▸ **Problem statement**: State how many lines of the entries hold the string "sets". Reply with the number alone.

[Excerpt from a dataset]
────
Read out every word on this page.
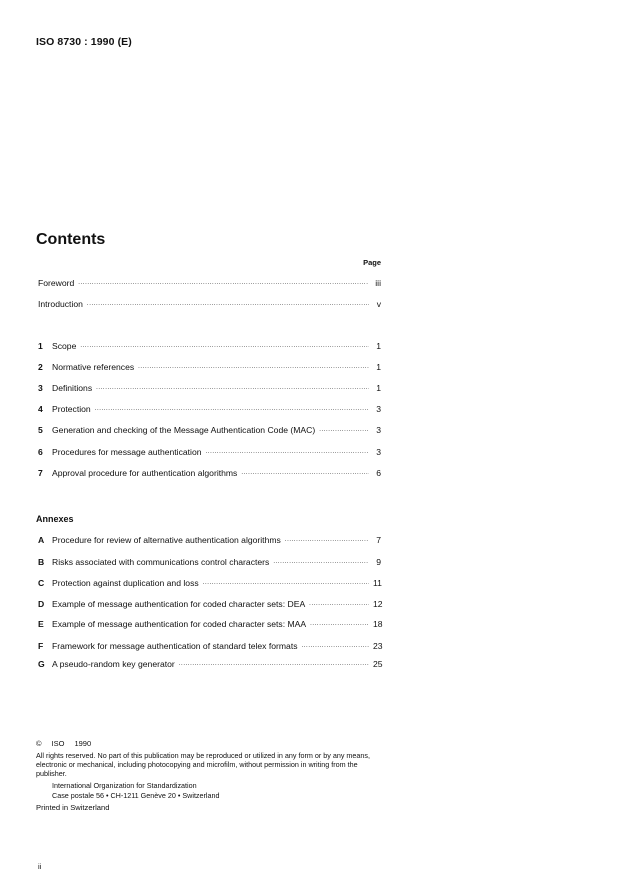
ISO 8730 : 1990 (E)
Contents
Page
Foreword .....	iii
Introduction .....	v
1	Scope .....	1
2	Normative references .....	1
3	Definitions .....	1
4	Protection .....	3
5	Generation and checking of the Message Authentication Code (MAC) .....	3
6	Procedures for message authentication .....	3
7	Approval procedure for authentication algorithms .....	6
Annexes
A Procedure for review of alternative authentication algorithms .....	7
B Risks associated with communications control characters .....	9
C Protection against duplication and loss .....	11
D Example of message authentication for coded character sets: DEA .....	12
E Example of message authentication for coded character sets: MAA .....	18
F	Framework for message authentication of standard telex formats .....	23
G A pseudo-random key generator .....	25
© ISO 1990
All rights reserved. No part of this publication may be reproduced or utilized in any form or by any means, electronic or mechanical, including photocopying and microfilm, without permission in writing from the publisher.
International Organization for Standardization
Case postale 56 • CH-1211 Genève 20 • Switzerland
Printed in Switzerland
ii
────
▸ **Answer to this exercise**: 2